• [EXERCISE DESCRIPTION]:
The records below should be written out again, exactly.

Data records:
-- -- --
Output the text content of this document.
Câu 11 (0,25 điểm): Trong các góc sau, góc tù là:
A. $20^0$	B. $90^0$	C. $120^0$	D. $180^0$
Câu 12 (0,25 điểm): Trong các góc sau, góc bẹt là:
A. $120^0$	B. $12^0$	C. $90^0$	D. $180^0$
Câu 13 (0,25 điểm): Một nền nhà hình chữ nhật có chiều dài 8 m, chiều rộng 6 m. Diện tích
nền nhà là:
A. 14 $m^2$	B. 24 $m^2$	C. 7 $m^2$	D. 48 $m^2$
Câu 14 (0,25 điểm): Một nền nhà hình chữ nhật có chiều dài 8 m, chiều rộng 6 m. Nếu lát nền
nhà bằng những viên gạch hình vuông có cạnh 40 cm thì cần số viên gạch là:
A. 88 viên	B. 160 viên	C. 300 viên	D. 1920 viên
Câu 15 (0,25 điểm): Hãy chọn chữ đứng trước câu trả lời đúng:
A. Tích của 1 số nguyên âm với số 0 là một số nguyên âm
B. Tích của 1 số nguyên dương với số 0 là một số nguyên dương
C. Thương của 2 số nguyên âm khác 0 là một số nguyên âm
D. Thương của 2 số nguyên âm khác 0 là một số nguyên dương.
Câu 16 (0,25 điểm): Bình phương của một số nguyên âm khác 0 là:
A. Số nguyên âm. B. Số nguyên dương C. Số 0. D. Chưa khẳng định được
-- -- --
• [SOLUTION]:
Output the text content of this document.
Câu 11 (0,25 điểm): Trong các góc sau, góc tù là:
A. $20^0$	B. $90^0$	C. $120^0$	D. $180^0$
Câu 12 (0,25 điểm): Trong các góc sau, góc bẹt là:
A. $120^0$	B. $12^0$	C. $90^0$	D. $180^0$
Câu 13 (0,25 điểm): Một nền nhà hình chữ nhật có chiều dài 8 m, chiều rộng 6 m. Diện tích
nền nhà là:
A. 14 $m^2$	B. 24 $m^2$	C. 7 $m^2$	D. 48 $m^2$
Câu 14 (0,25 điểm): Một nền nhà hình chữ nhật có chiều dài 8 m, chiều rộng 6 m. Nếu lát nền
nhà bằng những viên gạch hình vuông có cạnh 40 cm thì cần số viên gạch là:
A. 88 viên	B. 160 viên	C. 300 viên	D. 1920 viên
Câu 15 (0,25 điểm): Hãy chọn chữ đứng trước câu trả lời đúng:
A. Tích của 1 số nguyên âm với số 0 là một số nguyên âm
B. Tích của 1 số nguyên dương với số 0 là một số nguyên dương
C. Thương của 2 số nguyên âm khác 0 là một số nguyên âm
D. Thương của 2 số nguyên âm khác 0 là một số nguyên dương.
Câu 16 (0,25 điểm): Bình phương của một số nguyên âm khác 0 là:
A. Số nguyên âm. B. Số nguyên dương C. Số 0. D. Chưa khẳng định được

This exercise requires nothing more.